> **DATA LINES**
+-------+
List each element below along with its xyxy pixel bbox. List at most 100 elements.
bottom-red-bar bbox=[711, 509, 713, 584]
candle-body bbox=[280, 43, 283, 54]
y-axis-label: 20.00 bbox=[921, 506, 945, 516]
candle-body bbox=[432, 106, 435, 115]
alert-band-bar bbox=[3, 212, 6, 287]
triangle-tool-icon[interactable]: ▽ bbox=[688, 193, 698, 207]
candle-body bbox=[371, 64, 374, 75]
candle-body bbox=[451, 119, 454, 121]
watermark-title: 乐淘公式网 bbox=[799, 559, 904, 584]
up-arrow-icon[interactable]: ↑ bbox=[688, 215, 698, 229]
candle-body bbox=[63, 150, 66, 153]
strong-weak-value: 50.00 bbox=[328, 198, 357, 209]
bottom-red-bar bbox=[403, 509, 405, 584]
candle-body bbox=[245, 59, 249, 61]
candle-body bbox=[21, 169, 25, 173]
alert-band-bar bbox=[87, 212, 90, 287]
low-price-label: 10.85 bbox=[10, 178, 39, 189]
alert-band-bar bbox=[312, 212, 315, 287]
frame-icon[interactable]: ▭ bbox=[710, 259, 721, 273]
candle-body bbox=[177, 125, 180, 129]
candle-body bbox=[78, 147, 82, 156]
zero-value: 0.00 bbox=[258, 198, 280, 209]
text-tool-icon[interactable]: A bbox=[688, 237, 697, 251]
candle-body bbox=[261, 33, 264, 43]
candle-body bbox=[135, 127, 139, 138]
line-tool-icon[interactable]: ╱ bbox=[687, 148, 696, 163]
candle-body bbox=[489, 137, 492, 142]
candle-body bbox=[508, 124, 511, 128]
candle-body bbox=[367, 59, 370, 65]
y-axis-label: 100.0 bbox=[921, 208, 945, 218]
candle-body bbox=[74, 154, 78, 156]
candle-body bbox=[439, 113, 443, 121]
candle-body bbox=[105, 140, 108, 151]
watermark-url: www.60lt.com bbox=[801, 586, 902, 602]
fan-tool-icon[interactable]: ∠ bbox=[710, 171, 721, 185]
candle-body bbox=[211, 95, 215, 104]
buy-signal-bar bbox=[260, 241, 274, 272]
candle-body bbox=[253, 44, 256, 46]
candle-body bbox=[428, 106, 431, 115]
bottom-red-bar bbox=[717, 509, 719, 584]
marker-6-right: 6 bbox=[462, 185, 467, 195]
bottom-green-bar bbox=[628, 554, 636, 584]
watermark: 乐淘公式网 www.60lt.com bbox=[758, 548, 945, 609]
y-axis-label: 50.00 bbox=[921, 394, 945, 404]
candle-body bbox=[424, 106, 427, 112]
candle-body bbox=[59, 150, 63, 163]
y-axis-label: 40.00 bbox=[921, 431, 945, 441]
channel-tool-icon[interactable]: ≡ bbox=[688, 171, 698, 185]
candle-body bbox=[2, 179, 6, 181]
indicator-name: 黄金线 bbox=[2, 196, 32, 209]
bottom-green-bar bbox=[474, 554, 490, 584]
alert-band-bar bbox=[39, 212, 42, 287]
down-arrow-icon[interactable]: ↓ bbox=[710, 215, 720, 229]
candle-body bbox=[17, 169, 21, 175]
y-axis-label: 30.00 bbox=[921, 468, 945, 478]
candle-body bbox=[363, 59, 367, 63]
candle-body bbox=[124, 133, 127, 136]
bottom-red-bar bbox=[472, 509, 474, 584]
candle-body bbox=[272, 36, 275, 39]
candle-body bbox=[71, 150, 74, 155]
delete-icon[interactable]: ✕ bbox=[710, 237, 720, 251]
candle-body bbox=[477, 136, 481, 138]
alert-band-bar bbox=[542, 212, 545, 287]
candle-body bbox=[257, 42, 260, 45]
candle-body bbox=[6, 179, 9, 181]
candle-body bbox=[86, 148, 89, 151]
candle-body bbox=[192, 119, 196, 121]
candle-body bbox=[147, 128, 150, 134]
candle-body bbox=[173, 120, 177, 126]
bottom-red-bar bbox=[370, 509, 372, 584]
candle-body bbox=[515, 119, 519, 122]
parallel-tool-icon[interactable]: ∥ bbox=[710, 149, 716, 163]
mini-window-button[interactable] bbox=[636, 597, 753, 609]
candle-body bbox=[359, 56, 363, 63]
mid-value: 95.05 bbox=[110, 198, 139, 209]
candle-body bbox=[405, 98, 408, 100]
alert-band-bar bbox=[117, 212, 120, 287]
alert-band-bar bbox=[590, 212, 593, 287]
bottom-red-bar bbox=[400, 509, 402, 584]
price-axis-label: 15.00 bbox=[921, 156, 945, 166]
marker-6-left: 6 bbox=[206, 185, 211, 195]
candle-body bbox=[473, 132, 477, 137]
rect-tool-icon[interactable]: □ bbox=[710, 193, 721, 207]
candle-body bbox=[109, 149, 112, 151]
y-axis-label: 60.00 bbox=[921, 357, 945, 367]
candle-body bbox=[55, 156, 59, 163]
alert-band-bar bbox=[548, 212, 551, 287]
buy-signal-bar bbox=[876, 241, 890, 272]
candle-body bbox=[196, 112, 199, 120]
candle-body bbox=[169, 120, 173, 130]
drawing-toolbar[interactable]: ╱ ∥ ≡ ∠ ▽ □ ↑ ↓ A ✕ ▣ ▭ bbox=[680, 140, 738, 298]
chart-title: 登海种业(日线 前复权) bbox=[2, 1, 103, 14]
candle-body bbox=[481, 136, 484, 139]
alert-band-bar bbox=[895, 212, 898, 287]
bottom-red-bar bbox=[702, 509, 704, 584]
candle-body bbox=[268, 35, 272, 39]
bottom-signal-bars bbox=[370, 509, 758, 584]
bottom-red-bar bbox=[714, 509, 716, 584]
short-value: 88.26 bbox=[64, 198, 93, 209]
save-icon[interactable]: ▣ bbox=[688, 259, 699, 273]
+-------+
> **EXERCISE GOAL**
Copy out every line of the material above word for word, keeping the original order.

> **CORRECT ANSWER**
List each element below along with its xyxy pixel bbox. List at most 100 elements.
bottom-red-bar bbox=[711, 509, 713, 584]
candle-body bbox=[280, 43, 283, 54]
y-axis-label: 20.00 bbox=[921, 506, 945, 516]
candle-body bbox=[432, 106, 435, 115]
alert-band-bar bbox=[3, 212, 6, 287]
triangle-tool-icon[interactable]: ▽ bbox=[688, 193, 698, 207]
candle-body bbox=[371, 64, 374, 75]
candle-body bbox=[451, 119, 454, 121]
watermark-title: 乐淘公式网 bbox=[799, 559, 904, 584]
up-arrow-icon[interactable]: ↑ bbox=[688, 215, 698, 229]
candle-body bbox=[63, 150, 66, 153]
strong-weak-value: 50.00 bbox=[328, 198, 357, 209]
bottom-red-bar bbox=[403, 509, 405, 584]
candle-body bbox=[245, 59, 249, 61]
candle-body bbox=[21, 169, 25, 173]
alert-band-bar bbox=[87, 212, 90, 287]
low-price-label: 10.85 bbox=[10, 178, 39, 189]
alert-band-bar bbox=[312, 212, 315, 287]
frame-icon[interactable]: ▭ bbox=[710, 259, 721, 273]
candle-body bbox=[177, 125, 180, 129]
candle-body bbox=[78, 147, 82, 156]
zero-value: 0.00 bbox=[258, 198, 280, 209]
text-tool-icon[interactable]: A bbox=[688, 237, 697, 251]
candle-body bbox=[261, 33, 264, 43]
candle-body bbox=[135, 127, 139, 138]
line-tool-icon[interactable]: ╱ bbox=[687, 148, 696, 163]
candle-body bbox=[489, 137, 492, 142]
candle-body bbox=[508, 124, 511, 128]
candle-body bbox=[367, 59, 370, 65]
y-axis-label: 100.0 bbox=[921, 208, 945, 218]
candle-body bbox=[74, 154, 78, 156]
candle-body bbox=[439, 113, 443, 121]
candle-body bbox=[105, 140, 108, 151]
watermark-url: www.60lt.com bbox=[801, 586, 902, 602]
fan-tool-icon[interactable]: ∠ bbox=[710, 171, 721, 185]
candle-body bbox=[211, 95, 215, 104]
buy-signal-bar bbox=[260, 241, 274, 272]
candle-body bbox=[253, 44, 256, 46]
candle-body bbox=[428, 106, 431, 115]
bottom-red-bar bbox=[717, 509, 719, 584]
marker-6-right: 6 bbox=[462, 185, 467, 195]
bottom-green-bar bbox=[628, 554, 636, 584]
watermark: 乐淘公式网 www.60lt.com bbox=[758, 548, 945, 609]
y-axis-label: 50.00 bbox=[921, 394, 945, 404]
candle-body bbox=[424, 106, 427, 112]
candle-body bbox=[59, 150, 63, 163]
y-axis-label: 40.00 bbox=[921, 431, 945, 441]
channel-tool-icon[interactable]: ≡ bbox=[688, 171, 698, 185]
candle-body bbox=[2, 179, 6, 181]
indicator-name: 黄金线 bbox=[2, 196, 32, 209]
bottom-green-bar bbox=[474, 554, 490, 584]
alert-band-bar bbox=[39, 212, 42, 287]
down-arrow-icon[interactable]: ↓ bbox=[710, 215, 720, 229]
candle-body bbox=[17, 169, 21, 175]
y-axis-label: 30.00 bbox=[921, 468, 945, 478]
candle-body bbox=[363, 59, 367, 63]
candle-body bbox=[124, 133, 127, 136]
bottom-red-bar bbox=[472, 509, 474, 584]
candle-body bbox=[272, 36, 275, 39]
candle-body bbox=[71, 150, 74, 155]
delete-icon[interactable]: ✕ bbox=[710, 237, 720, 251]
candle-body bbox=[477, 136, 481, 138]
alert-band-bar bbox=[542, 212, 545, 287]
candle-body bbox=[257, 42, 260, 45]
candle-body bbox=[6, 179, 9, 181]
candle-body bbox=[86, 148, 89, 151]
candle-body bbox=[192, 119, 196, 121]
candle-body bbox=[147, 128, 150, 134]
candle-body bbox=[173, 120, 177, 126]
bottom-red-bar bbox=[370, 509, 372, 584]
candle-body bbox=[515, 119, 519, 122]
parallel-tool-icon[interactable]: ∥ bbox=[710, 149, 716, 163]
mini-window-button[interactable] bbox=[636, 597, 753, 609]
candle-body bbox=[359, 56, 363, 63]
mid-value: 95.05 bbox=[110, 198, 139, 209]
candle-body bbox=[405, 98, 408, 100]
alert-band-bar bbox=[117, 212, 120, 287]
alert-band-bar bbox=[590, 212, 593, 287]
bottom-red-bar bbox=[400, 509, 402, 584]
price-axis-label: 15.00 bbox=[921, 156, 945, 166]
marker-6-left: 6 bbox=[206, 185, 211, 195]
candle-body bbox=[473, 132, 477, 137]
rect-tool-icon[interactable]: □ bbox=[710, 193, 721, 207]
candle-body bbox=[109, 149, 112, 151]
y-axis-label: 60.00 bbox=[921, 357, 945, 367]
candle-body bbox=[55, 156, 59, 163]
alert-band-bar bbox=[548, 212, 551, 287]
buy-signal-bar bbox=[876, 241, 890, 272]
candle-body bbox=[196, 112, 199, 120]
candle-body bbox=[169, 120, 173, 130]
drawing-toolbar[interactable]: ╱ ∥ ≡ ∠ ▽ □ ↑ ↓ A ✕ ▣ ▭ bbox=[680, 140, 738, 298]
chart-title: 登海种业(日线 前复权) bbox=[2, 1, 103, 14]
candle-body bbox=[481, 136, 484, 139]
alert-band-bar bbox=[895, 212, 898, 287]
bottom-red-bar bbox=[702, 509, 704, 584]
candle-body bbox=[268, 35, 272, 39]
bottom-signal-bars bbox=[370, 509, 758, 584]
bottom-red-bar bbox=[714, 509, 716, 584]
short-value: 88.26 bbox=[64, 198, 93, 209]
save-icon[interactable]: ▣ bbox=[688, 259, 699, 273]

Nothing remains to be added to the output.